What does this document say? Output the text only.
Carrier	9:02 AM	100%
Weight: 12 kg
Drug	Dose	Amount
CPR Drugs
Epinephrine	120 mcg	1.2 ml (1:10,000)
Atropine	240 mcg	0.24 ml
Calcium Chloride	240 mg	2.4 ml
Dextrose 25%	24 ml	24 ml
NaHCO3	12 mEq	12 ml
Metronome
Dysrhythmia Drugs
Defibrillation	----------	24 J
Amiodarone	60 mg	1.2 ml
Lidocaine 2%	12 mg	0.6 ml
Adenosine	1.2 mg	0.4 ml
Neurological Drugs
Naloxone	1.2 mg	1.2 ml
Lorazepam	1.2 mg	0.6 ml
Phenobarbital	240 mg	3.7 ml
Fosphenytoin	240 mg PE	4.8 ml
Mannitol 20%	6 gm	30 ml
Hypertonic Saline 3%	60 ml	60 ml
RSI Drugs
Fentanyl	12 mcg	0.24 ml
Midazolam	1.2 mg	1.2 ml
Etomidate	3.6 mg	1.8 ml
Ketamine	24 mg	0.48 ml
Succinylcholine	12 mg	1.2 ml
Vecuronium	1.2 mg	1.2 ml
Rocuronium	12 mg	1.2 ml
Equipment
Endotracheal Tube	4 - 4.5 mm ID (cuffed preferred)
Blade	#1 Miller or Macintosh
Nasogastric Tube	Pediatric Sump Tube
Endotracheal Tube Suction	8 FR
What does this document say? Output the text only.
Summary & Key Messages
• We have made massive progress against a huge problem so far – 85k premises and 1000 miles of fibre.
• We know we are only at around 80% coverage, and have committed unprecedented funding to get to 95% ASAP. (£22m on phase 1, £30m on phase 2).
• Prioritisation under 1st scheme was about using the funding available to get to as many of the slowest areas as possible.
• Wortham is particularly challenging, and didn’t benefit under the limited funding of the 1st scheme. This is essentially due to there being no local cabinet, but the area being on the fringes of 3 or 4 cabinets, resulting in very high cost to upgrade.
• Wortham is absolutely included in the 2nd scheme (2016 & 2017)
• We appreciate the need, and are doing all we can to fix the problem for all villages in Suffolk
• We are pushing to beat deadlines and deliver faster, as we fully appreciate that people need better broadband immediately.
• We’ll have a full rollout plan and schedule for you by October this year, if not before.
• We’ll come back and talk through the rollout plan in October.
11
━━━━━━━━━━━━━━━━
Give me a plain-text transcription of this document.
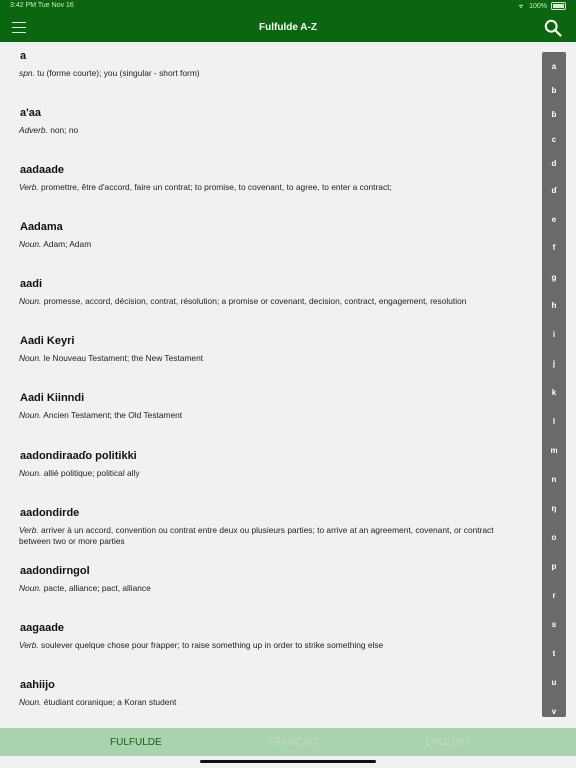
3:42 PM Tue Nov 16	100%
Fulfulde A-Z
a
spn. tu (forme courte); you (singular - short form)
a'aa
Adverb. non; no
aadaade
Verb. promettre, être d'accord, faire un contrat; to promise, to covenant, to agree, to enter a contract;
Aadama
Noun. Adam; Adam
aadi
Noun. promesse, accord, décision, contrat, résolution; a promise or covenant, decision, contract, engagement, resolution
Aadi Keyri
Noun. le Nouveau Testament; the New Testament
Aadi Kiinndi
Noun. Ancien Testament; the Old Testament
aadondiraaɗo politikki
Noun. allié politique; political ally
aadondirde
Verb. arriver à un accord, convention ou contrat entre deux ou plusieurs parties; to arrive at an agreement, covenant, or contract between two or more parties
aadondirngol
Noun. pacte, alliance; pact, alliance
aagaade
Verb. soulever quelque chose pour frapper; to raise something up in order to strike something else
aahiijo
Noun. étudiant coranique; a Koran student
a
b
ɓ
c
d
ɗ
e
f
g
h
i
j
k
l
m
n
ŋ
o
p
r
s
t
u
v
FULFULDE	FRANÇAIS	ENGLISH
━━━━━━━━━━━━━━━━
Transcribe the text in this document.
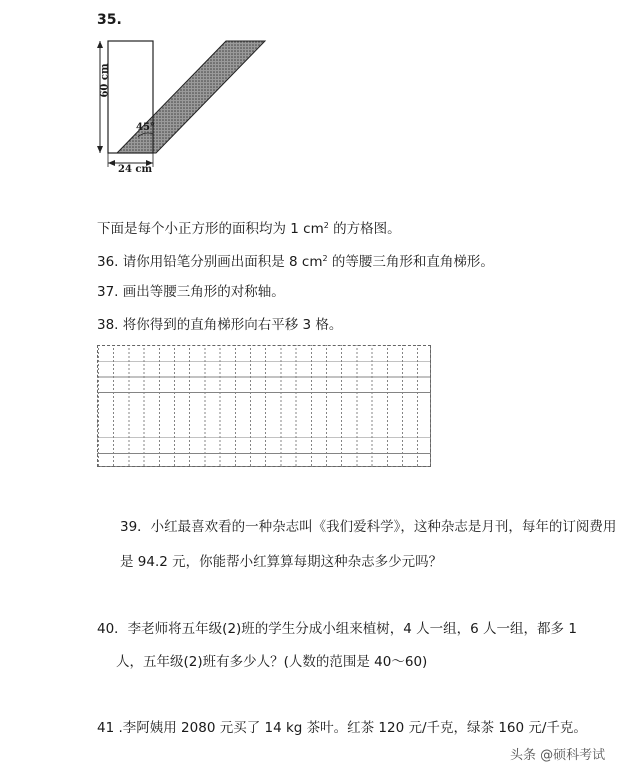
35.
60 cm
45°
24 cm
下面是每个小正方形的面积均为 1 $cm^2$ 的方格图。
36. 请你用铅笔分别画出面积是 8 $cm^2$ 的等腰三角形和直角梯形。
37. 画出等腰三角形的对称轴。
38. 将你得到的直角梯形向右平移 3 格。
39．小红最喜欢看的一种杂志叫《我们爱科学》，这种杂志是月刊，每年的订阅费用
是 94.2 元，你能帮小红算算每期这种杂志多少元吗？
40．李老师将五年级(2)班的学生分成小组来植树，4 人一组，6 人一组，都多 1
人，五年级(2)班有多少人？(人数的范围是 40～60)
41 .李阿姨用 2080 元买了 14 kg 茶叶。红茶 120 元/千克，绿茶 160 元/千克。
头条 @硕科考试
━━━━━━━━━━━━━━━━
* [Task brief]: From the material above, count the lines that include "accord" and give only the total.

* [Reply]: 3